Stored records
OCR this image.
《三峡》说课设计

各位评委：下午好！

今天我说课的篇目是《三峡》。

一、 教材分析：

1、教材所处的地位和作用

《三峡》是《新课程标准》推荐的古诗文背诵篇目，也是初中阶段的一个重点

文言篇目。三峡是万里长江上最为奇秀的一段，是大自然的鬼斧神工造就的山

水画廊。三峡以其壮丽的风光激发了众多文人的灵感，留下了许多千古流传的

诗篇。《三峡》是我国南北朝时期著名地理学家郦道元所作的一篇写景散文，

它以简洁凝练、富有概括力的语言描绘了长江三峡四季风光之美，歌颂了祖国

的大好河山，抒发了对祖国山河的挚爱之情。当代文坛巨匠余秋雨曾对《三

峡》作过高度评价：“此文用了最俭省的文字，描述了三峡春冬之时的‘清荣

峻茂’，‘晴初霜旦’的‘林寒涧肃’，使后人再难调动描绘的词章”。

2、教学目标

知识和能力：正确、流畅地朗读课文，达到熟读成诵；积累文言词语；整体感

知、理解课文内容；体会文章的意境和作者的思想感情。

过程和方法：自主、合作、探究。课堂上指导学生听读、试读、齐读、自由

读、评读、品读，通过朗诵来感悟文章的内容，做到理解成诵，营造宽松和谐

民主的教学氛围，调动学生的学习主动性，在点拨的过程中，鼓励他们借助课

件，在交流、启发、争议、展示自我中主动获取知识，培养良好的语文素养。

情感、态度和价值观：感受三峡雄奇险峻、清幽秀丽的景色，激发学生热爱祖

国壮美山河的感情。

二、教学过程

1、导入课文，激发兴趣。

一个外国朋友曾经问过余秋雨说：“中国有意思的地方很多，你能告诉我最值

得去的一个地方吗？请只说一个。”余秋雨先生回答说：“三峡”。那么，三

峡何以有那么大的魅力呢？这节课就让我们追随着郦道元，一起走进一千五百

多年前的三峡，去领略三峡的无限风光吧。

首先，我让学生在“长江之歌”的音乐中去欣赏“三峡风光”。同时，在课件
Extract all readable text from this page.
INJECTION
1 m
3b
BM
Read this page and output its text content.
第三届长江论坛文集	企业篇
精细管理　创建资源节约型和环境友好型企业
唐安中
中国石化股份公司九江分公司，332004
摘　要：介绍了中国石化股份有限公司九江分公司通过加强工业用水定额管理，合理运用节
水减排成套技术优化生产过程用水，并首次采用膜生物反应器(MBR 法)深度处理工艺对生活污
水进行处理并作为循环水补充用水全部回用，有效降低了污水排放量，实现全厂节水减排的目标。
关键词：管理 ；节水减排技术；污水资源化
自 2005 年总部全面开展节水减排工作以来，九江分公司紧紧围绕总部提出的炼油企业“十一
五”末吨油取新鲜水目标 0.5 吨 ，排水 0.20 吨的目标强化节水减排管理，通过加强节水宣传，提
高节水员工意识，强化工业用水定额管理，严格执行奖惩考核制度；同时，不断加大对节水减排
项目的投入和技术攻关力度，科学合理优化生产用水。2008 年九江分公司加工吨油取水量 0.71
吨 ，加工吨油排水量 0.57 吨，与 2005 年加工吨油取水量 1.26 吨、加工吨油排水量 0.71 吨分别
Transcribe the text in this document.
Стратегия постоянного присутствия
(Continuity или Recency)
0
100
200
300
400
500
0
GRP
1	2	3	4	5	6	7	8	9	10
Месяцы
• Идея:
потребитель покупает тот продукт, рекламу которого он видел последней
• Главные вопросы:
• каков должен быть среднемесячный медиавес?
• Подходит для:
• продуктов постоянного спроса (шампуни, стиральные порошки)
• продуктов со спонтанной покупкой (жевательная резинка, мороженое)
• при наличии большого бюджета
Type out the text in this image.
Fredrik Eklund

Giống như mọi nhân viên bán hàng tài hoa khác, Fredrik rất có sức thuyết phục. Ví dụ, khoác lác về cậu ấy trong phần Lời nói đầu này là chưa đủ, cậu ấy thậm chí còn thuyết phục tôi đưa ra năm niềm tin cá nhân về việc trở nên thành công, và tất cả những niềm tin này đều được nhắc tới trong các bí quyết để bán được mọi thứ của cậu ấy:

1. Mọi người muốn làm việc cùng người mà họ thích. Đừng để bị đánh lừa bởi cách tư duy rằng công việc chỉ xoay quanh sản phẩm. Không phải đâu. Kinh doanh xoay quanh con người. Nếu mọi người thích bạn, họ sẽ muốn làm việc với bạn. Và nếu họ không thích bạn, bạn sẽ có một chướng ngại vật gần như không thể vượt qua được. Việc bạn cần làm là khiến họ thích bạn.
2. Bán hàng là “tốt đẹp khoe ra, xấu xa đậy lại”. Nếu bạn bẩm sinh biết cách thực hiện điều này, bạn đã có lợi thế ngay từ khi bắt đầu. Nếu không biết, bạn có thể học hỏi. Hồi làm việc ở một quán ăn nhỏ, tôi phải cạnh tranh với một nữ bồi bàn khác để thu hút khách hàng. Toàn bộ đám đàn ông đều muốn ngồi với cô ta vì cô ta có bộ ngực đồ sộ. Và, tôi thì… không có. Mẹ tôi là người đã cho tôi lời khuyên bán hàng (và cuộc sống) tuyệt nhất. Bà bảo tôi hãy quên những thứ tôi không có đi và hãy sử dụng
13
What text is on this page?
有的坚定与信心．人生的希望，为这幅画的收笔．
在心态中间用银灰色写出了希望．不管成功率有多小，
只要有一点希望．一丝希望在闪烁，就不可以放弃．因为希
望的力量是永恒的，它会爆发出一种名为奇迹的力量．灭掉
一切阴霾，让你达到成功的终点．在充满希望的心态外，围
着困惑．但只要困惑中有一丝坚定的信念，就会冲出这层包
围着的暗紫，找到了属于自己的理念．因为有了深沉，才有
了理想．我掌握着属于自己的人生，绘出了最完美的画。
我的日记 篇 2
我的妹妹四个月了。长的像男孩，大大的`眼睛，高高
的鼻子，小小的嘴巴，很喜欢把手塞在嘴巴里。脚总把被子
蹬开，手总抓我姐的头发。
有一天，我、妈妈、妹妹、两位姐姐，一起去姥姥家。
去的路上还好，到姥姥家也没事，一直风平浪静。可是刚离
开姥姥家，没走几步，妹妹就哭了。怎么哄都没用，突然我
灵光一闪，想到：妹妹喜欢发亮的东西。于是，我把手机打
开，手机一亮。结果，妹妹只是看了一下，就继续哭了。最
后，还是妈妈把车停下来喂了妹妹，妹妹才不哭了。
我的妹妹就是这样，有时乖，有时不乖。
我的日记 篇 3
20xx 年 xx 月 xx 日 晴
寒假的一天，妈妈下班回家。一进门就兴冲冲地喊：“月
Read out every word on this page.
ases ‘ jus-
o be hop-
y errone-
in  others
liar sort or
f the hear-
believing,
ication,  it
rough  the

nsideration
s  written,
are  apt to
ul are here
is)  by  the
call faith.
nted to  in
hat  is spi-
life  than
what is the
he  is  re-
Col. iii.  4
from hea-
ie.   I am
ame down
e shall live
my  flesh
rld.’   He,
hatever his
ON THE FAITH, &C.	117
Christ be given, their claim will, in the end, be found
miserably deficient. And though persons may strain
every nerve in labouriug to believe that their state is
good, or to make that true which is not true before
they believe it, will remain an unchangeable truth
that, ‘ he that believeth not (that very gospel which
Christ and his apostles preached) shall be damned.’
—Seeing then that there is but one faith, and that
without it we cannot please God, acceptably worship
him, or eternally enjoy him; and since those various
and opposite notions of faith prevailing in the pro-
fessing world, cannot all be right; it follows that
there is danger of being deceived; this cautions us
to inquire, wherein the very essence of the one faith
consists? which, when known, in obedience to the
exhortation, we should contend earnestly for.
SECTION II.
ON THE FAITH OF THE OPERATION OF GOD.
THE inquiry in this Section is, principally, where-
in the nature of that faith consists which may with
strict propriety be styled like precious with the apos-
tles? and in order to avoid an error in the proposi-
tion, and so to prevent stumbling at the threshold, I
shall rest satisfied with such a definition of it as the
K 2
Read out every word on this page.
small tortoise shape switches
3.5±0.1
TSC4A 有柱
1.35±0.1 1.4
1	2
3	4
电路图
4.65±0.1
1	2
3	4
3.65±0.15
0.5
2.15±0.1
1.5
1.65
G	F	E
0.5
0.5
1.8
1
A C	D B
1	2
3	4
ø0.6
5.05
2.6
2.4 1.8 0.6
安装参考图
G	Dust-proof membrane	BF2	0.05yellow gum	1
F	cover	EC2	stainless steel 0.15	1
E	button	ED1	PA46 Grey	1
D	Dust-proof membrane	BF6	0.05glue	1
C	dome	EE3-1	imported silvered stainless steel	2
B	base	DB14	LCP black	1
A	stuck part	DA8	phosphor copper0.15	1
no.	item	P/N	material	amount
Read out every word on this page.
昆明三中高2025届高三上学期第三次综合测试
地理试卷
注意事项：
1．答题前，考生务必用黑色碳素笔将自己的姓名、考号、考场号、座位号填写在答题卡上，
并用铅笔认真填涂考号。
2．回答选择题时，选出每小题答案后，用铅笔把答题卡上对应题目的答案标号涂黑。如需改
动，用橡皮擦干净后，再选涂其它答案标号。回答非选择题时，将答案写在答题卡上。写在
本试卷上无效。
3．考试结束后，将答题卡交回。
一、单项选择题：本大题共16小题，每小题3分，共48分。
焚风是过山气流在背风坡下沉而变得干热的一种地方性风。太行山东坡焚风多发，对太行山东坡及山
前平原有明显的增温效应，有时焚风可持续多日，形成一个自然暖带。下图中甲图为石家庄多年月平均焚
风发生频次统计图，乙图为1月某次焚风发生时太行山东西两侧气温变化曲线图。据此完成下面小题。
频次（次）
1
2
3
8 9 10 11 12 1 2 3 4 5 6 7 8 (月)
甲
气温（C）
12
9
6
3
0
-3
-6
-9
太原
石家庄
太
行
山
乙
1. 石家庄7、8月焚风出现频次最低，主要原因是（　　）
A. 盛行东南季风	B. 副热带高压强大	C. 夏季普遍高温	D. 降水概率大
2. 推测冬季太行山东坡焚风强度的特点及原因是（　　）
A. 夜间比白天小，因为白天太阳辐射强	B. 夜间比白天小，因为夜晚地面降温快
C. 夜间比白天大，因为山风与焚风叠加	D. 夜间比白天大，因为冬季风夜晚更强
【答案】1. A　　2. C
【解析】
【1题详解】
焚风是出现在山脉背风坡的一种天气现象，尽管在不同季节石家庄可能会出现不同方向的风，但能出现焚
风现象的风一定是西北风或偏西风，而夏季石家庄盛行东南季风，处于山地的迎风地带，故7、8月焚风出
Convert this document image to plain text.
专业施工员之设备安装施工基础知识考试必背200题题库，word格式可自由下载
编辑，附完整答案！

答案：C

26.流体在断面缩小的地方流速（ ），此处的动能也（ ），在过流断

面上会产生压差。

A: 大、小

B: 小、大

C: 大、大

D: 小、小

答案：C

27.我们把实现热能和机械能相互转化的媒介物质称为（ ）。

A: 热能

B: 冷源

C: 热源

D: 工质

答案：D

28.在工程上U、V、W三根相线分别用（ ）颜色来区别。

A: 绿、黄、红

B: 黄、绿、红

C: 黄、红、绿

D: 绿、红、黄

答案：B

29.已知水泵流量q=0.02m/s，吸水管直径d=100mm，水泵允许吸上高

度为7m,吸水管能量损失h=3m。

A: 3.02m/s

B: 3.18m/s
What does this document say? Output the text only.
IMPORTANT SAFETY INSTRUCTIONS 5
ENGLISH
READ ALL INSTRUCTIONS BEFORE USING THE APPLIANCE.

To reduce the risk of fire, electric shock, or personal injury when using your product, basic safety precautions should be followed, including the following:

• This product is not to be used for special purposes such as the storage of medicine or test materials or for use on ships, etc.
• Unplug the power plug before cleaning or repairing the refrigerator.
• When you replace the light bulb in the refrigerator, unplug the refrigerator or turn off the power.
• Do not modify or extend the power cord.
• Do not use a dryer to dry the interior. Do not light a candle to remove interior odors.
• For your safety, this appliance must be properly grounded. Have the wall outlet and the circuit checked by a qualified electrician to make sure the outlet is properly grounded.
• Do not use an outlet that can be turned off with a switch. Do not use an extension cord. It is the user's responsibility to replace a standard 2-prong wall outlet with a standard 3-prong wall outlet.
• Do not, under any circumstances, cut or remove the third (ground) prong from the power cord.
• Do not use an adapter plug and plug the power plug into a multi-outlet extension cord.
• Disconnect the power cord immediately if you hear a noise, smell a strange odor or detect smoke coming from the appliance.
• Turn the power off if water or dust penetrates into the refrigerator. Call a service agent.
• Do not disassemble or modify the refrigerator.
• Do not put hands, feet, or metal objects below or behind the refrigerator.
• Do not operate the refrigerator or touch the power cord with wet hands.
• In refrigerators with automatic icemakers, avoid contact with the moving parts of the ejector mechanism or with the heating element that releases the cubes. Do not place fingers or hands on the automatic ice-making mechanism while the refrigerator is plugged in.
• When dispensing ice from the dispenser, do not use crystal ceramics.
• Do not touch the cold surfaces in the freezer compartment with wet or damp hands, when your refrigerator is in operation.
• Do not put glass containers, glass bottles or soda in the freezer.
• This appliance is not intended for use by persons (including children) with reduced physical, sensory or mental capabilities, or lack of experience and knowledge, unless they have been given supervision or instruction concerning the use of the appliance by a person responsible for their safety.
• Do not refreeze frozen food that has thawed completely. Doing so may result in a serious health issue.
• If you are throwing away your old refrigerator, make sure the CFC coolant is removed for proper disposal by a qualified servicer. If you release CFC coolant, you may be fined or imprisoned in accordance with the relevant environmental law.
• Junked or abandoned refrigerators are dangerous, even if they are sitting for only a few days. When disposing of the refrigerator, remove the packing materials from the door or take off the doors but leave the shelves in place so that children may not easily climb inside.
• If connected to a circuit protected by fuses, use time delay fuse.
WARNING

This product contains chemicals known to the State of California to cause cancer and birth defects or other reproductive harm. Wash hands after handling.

(The problem):
Go over the entries above and say how many lines hold the string "wall", with no other text.

(Task solution):
2